DATA SHOWN =>
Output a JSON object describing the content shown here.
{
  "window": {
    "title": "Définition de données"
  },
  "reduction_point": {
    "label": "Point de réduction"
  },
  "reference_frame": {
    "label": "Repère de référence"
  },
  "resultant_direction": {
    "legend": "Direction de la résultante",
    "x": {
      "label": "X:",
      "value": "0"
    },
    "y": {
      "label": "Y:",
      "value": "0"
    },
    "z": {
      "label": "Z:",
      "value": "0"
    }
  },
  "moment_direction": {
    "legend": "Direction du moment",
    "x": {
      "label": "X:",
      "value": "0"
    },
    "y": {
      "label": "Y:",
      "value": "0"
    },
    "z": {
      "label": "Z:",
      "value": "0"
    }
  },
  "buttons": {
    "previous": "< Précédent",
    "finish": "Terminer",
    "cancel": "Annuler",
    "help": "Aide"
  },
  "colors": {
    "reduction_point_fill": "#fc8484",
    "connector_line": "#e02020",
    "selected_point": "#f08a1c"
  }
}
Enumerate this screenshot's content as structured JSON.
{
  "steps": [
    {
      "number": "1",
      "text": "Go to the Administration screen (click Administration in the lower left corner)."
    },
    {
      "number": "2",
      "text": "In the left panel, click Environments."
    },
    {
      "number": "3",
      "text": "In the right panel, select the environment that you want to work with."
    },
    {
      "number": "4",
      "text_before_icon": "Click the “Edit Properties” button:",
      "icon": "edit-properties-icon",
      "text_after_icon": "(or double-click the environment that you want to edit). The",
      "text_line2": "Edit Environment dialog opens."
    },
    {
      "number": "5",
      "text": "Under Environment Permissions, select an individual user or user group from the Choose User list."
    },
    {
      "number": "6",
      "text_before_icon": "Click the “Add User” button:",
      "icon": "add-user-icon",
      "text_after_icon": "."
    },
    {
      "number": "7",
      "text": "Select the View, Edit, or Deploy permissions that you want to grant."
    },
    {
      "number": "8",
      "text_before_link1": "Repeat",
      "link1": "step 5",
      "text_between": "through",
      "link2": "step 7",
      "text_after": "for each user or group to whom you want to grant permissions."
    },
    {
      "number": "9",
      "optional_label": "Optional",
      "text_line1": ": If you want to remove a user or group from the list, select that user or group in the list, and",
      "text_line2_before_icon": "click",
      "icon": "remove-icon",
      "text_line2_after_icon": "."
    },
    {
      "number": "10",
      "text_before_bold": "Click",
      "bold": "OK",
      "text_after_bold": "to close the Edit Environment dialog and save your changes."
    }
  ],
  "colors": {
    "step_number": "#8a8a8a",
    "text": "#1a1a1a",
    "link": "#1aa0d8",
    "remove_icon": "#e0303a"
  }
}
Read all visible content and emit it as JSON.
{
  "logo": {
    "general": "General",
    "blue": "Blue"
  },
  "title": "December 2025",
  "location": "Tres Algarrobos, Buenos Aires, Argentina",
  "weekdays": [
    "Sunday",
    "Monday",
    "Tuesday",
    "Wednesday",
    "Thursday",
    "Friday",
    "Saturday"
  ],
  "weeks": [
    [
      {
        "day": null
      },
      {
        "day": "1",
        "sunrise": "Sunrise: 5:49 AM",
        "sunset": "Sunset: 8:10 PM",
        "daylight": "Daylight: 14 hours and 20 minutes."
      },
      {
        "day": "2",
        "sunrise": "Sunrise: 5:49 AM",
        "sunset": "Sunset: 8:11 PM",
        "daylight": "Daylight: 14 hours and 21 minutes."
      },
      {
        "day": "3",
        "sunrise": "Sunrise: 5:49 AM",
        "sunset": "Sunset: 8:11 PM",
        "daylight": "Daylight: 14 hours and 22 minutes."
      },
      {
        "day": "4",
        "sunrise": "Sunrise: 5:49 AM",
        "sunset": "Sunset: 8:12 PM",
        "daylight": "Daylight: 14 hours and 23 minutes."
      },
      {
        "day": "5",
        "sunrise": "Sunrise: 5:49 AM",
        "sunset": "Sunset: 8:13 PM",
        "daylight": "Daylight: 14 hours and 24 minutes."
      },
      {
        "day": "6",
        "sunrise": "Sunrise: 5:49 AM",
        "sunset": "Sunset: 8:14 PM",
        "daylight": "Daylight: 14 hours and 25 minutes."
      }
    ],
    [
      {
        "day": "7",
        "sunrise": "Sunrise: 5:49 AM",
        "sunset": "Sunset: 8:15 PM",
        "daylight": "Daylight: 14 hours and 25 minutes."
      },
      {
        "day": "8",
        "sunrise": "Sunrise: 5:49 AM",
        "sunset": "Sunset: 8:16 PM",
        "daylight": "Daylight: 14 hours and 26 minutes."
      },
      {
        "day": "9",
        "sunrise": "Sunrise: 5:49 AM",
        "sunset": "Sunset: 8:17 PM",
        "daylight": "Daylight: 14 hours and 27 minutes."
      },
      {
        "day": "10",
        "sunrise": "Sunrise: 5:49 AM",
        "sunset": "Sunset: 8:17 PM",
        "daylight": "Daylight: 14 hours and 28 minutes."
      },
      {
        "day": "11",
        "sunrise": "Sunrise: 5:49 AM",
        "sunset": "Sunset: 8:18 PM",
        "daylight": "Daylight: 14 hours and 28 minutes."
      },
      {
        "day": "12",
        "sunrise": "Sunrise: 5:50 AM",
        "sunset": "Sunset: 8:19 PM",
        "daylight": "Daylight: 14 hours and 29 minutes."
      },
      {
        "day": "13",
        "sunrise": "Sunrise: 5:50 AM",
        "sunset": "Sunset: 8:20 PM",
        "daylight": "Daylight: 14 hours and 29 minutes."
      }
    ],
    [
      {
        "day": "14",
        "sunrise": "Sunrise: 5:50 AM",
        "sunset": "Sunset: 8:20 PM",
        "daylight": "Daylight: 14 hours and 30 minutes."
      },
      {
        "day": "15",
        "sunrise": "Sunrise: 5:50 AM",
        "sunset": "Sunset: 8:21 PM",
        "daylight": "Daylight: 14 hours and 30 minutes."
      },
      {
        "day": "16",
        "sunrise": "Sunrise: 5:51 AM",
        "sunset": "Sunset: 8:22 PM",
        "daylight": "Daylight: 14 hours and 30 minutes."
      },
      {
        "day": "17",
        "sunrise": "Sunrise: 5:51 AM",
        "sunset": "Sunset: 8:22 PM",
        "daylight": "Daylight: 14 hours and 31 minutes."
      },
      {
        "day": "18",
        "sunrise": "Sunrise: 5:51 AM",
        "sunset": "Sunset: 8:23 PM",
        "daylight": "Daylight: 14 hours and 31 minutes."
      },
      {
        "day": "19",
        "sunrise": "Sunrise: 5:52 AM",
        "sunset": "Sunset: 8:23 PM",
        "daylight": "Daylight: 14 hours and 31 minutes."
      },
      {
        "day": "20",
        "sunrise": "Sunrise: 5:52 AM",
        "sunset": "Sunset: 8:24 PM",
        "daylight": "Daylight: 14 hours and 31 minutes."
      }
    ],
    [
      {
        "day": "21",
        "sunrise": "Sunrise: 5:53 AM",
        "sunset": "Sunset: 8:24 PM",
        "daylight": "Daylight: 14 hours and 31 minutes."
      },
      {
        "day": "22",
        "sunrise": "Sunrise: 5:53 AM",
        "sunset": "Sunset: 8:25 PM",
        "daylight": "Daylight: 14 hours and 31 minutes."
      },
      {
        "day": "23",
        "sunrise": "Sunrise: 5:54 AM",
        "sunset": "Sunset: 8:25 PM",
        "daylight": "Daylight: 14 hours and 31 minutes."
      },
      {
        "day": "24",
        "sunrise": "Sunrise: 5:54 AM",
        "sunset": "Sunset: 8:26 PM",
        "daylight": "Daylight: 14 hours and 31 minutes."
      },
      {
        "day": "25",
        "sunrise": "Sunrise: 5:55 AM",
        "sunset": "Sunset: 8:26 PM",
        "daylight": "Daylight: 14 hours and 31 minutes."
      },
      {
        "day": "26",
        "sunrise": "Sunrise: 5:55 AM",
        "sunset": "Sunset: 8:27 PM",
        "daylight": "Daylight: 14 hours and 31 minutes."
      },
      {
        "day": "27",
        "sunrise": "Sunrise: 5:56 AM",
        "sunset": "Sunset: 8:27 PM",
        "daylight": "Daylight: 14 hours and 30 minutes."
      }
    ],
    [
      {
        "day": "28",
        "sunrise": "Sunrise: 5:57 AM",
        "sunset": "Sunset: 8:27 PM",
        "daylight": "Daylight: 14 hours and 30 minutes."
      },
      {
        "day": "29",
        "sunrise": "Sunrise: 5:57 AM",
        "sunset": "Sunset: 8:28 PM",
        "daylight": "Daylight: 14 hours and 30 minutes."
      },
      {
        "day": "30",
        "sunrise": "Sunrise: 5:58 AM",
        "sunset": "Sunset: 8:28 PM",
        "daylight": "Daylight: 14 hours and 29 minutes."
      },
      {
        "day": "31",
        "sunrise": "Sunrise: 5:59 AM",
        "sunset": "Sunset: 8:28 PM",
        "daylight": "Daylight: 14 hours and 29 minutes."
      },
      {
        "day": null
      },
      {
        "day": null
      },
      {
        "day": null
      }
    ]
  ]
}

WHAT IS ASKED => Please list every line of the records that contains "JSON".

COMPLETE OUTPUT =>
Output a JSON object describing the content shown here.
Enumerate this screenshot's content as structured JSON.
Read all visible content and emit it as JSON.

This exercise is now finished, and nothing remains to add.